**Stored rows:**

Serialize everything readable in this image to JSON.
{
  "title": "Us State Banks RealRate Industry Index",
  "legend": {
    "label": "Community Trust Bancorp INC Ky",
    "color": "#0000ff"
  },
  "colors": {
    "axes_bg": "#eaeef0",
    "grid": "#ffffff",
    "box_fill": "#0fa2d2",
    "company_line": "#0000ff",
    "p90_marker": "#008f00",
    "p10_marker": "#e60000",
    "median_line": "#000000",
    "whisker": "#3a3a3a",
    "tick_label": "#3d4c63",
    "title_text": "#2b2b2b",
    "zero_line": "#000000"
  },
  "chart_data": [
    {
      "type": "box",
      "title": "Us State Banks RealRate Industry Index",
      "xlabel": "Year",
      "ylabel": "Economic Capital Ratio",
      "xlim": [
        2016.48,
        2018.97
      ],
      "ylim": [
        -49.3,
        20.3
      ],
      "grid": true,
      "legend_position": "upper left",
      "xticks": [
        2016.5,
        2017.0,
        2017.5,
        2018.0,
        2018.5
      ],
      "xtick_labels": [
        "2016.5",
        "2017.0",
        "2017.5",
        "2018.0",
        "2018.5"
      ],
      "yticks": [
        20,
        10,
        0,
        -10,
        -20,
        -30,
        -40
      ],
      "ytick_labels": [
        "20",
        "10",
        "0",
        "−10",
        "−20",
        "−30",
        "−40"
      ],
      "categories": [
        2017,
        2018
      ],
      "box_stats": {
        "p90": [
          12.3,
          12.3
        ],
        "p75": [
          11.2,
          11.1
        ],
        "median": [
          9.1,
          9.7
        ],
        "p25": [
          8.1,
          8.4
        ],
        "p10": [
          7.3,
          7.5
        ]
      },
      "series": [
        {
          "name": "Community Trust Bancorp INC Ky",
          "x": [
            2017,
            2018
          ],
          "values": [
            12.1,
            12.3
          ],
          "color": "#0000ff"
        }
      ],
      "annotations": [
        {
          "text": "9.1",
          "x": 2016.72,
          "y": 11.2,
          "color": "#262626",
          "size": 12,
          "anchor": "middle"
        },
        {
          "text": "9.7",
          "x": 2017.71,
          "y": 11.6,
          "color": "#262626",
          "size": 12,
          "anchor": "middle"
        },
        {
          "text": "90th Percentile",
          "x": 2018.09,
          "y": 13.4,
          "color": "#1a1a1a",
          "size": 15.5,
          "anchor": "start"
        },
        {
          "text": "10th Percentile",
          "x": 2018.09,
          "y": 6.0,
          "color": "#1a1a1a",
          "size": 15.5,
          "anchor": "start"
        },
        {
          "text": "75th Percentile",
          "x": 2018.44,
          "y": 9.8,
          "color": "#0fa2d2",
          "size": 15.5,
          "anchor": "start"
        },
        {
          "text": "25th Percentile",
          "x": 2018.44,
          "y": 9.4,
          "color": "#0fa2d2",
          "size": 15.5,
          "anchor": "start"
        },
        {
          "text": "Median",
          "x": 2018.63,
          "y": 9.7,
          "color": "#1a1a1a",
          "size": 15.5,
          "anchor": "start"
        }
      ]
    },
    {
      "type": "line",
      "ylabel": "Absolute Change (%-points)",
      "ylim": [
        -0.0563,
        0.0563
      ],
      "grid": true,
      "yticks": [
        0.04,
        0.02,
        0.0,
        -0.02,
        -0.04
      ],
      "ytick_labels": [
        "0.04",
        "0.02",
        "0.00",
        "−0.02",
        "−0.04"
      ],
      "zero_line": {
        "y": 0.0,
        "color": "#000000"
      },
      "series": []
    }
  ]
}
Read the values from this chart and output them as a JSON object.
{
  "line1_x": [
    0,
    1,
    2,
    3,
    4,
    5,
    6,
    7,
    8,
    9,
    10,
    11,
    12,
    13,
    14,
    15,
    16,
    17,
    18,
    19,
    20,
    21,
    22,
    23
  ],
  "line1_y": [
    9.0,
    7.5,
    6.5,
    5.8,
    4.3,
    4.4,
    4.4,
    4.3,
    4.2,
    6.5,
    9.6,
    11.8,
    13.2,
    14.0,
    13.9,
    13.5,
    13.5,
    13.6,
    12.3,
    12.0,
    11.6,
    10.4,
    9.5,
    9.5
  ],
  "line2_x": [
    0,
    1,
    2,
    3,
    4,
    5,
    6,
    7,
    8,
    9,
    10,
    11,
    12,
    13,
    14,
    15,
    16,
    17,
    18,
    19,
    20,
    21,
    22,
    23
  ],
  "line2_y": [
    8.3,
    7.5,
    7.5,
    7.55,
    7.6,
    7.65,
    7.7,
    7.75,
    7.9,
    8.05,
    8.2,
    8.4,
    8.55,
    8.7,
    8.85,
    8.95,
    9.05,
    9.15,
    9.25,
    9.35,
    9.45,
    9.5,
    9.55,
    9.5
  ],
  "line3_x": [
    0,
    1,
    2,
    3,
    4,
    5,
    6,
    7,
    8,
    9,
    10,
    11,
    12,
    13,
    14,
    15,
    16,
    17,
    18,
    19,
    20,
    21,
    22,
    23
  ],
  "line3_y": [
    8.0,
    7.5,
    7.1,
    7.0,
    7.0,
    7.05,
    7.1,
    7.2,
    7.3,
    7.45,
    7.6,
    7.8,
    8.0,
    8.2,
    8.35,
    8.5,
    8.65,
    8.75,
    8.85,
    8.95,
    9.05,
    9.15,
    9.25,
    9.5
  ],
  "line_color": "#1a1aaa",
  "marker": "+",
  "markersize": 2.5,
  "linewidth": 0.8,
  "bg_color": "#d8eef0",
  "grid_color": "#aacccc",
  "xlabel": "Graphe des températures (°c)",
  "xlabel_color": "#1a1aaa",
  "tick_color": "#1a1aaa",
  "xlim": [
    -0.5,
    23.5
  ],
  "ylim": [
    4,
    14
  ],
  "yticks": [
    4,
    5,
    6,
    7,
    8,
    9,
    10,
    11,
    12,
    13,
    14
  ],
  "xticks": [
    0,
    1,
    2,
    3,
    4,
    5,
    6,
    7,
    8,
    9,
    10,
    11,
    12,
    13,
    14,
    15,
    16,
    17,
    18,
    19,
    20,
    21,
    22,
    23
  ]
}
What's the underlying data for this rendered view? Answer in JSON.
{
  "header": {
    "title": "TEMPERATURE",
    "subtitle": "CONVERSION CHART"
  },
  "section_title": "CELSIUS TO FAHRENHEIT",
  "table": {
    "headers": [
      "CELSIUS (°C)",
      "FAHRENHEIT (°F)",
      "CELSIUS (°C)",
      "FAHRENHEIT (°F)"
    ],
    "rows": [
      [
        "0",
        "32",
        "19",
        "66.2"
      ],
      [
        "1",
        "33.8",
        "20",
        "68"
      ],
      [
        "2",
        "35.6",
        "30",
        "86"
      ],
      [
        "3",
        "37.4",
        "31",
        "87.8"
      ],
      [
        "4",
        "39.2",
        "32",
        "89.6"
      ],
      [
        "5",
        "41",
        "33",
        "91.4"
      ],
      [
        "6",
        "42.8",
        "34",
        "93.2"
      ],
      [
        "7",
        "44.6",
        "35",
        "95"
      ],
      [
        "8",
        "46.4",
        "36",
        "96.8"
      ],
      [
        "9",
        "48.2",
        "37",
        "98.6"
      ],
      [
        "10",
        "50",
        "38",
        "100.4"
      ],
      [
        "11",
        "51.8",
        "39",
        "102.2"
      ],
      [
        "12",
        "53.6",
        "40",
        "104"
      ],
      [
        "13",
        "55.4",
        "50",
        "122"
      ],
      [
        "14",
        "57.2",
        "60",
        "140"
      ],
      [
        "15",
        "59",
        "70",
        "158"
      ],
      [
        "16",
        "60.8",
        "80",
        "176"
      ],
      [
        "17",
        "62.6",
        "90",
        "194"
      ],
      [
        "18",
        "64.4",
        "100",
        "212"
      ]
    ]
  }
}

**Task description:** Extract every record. Keep wording exact.

**Worked answer:**
Serialize everything readable in this image to JSON.
{
  "title": "Us State Banks RealRate Industry Index",
  "legend": {
    "label": "Community Trust Bancorp INC Ky",
    "color": "#0000ff"
  },
  "colors": {
    "axes_bg": "#eaeef0",
    "grid": "#ffffff",
    "box_fill": "#0fa2d2",
    "company_line": "#0000ff",
    "p90_marker": "#008f00",
    "p10_marker": "#e60000",
    "median_line": "#000000",
    "whisker": "#3a3a3a",
    "tick_label": "#3d4c63",
    "title_text": "#2b2b2b",
    "zero_line": "#000000"
  },
  "chart_data": [
    {
      "type": "box",
      "title": "Us State Banks RealRate Industry Index",
      "xlabel": "Year",
      "ylabel": "Economic Capital Ratio",
      "xlim": [
        2016.48,
        2018.97
      ],
      "ylim": [
        -49.3,
        20.3
      ],
      "grid": true,
      "legend_position": "upper left",
      "xticks": [
        2016.5,
        2017.0,
        2017.5,
        2018.0,
        2018.5
      ],
      "xtick_labels": [
        "2016.5",
        "2017.0",
        "2017.5",
        "2018.0",
        "2018.5"
      ],
      "yticks": [
        20,
        10,
        0,
        -10,
        -20,
        -30,
        -40
      ],
      "ytick_labels": [
        "20",
        "10",
        "0",
        "−10",
        "−20",
        "−30",
        "−40"
      ],
      "categories": [
        2017,
        2018
      ],
      "box_stats": {
        "p90": [
          12.3,
          12.3
        ],
        "p75": [
          11.2,
          11.1
        ],
        "median": [
          9.1,
          9.7
        ],
        "p25": [
          8.1,
          8.4
        ],
        "p10": [
          7.3,
          7.5
        ]
      },
      "series": [
        {
          "name": "Community Trust Bancorp INC Ky",
          "x": [
            2017,
            2018
          ],
          "values": [
            12.1,
            12.3
          ],
          "color": "#0000ff"
        }
      ],
      "annotations": [
        {
          "text": "9.1",
          "x": 2016.72,
          "y": 11.2,
          "color": "#262626",
          "size": 12,
          "anchor": "middle"
        },
        {
          "text": "9.7",
          "x": 2017.71,
          "y": 11.6,
          "color": "#262626",
          "size": 12,
          "anchor": "middle"
        },
        {
          "text": "90th Percentile",
          "x": 2018.09,
          "y": 13.4,
          "color": "#1a1a1a",
          "size": 15.5,
          "anchor": "start"
        },
        {
          "text": "10th Percentile",
          "x": 2018.09,
          "y": 6.0,
          "color": "#1a1a1a",
          "size": 15.5,
          "anchor": "start"
        },
        {
          "text": "75th Percentile",
          "x": 2018.44,
          "y": 9.8,
          "color": "#0fa2d2",
          "size": 15.5,
          "anchor": "start"
        },
        {
          "text": "25th Percentile",
          "x": 2018.44,
          "y": 9.4,
          "color": "#0fa2d2",
          "size": 15.5,
          "anchor": "start"
        },
        {
          "text": "Median",
          "x": 2018.63,
          "y": 9.7,
          "color": "#1a1a1a",
          "size": 15.5,
          "anchor": "start"
        }
      ]
    },
    {
      "type": "line",
      "ylabel": "Absolute Change (%-points)",
      "ylim": [
        -0.0563,
        0.0563
      ],
      "grid": true,
      "yticks": [
        0.04,
        0.02,
        0.0,
        -0.02,
        -0.04
      ],
      "ytick_labels": [
        "0.04",
        "0.02",
        "0.00",
        "−0.02",
        "−0.04"
      ],
      "zero_line": {
        "y": 0.0,
        "color": "#000000"
      },
      "series": []
    }
  ]
}
Read the values from this chart and output them as a JSON object.
{
  "line1_x": [
    0,
    1,
    2,
    3,
    4,
    5,
    6,
    7,
    8,
    9,
    10,
    11,
    12,
    13,
    14,
    15,
    16,
    17,
    18,
    19,
    20,
    21,
    22,
    23
  ],
  "line1_y": [
    9.0,
    7.5,
    6.5,
    5.8,
    4.3,
    4.4,
    4.4,
    4.3,
    4.2,
    6.5,
    9.6,
    11.8,
    13.2,
    14.0,
    13.9,
    13.5,
    13.5,
    13.6,
    12.3,
    12.0,
    11.6,
    10.4,
    9.5,
    9.5
  ],
  "line2_x": [
    0,
    1,
    2,
    3,
    4,
    5,
    6,
    7,
    8,
    9,
    10,
    11,
    12,
    13,
    14,
    15,
    16,
    17,
    18,
    19,
    20,
    21,
    22,
    23
  ],
  "line2_y": [
    8.3,
    7.5,
    7.5,
    7.55,
    7.6,
    7.65,
    7.7,
    7.75,
    7.9,
    8.05,
    8.2,
    8.4,
    8.55,
    8.7,
    8.85,
    8.95,
    9.05,
    9.15,
    9.25,
    9.35,
    9.45,
    9.5,
    9.55,
    9.5
  ],
  "line3_x": [
    0,
    1,
    2,
    3,
    4,
    5,
    6,
    7,
    8,
    9,
    10,
    11,
    12,
    13,
    14,
    15,
    16,
    17,
    18,
    19,
    20,
    21,
    22,
    23
  ],
  "line3_y": [
    8.0,
    7.5,
    7.1,
    7.0,
    7.0,
    7.05,
    7.1,
    7.2,
    7.3,
    7.45,
    7.6,
    7.8,
    8.0,
    8.2,
    8.35,
    8.5,
    8.65,
    8.75,
    8.85,
    8.95,
    9.05,
    9.15,
    9.25,
    9.5
  ],
  "line_color": "#1a1aaa",
  "marker": "+",
  "markersize": 2.5,
  "linewidth": 0.8,
  "bg_color": "#d8eef0",
  "grid_color": "#aacccc",
  "xlabel": "Graphe des températures (°c)",
  "xlabel_color": "#1a1aaa",
  "tick_color": "#1a1aaa",
  "xlim": [
    -0.5,
    23.5
  ],
  "ylim": [
    4,
    14
  ],
  "yticks": [
    4,
    5,
    6,
    7,
    8,
    9,
    10,
    11,
    12,
    13,
    14
  ],
  "xticks": [
    0,
    1,
    2,
    3,
    4,
    5,
    6,
    7,
    8,
    9,
    10,
    11,
    12,
    13,
    14,
    15,
    16,
    17,
    18,
    19,
    20,
    21,
    22,
    23
  ]
}
What's the underlying data for this rendered view? Answer in JSON.
{
  "header": {
    "title": "TEMPERATURE",
    "subtitle": "CONVERSION CHART"
  },
  "section_title": "CELSIUS TO FAHRENHEIT",
  "table": {
    "headers": [
      "CELSIUS (°C)",
      "FAHRENHEIT (°F)",
      "CELSIUS (°C)",
      "FAHRENHEIT (°F)"
    ],
    "rows": [
      [
        "0",
        "32",
        "19",
        "66.2"
      ],
      [
        "1",
        "33.8",
        "20",
        "68"
      ],
      [
        "2",
        "35.6",
        "30",
        "86"
      ],
      [
        "3",
        "37.4",
        "31",
        "87.8"
      ],
      [
        "4",
        "39.2",
        "32",
        "89.6"
      ],
      [
        "5",
        "41",
        "33",
        "91.4"
      ],
      [
        "6",
        "42.8",
        "34",
        "93.2"
      ],
      [
        "7",
        "44.6",
        "35",
        "95"
      ],
      [
        "8",
        "46.4",
        "36",
        "96.8"
      ],
      [
        "9",
        "48.2",
        "37",
        "98.6"
      ],
      [
        "10",
        "50",
        "38",
        "100.4"
      ],
      [
        "11",
        "51.8",
        "39",
        "102.2"
      ],
      [
        "12",
        "53.6",
        "40",
        "104"
      ],
      [
        "13",
        "55.4",
        "50",
        "122"
      ],
      [
        "14",
        "57.2",
        "60",
        "140"
      ],
      [
        "15",
        "59",
        "70",
        "158"
      ],
      [
        "16",
        "60.8",
        "80",
        "176"
      ],
      [
        "17",
        "62.6",
        "90",
        "194"
      ],
      [
        "18",
        "64.4",
        "100",
        "212"
      ]
    ]
  }
}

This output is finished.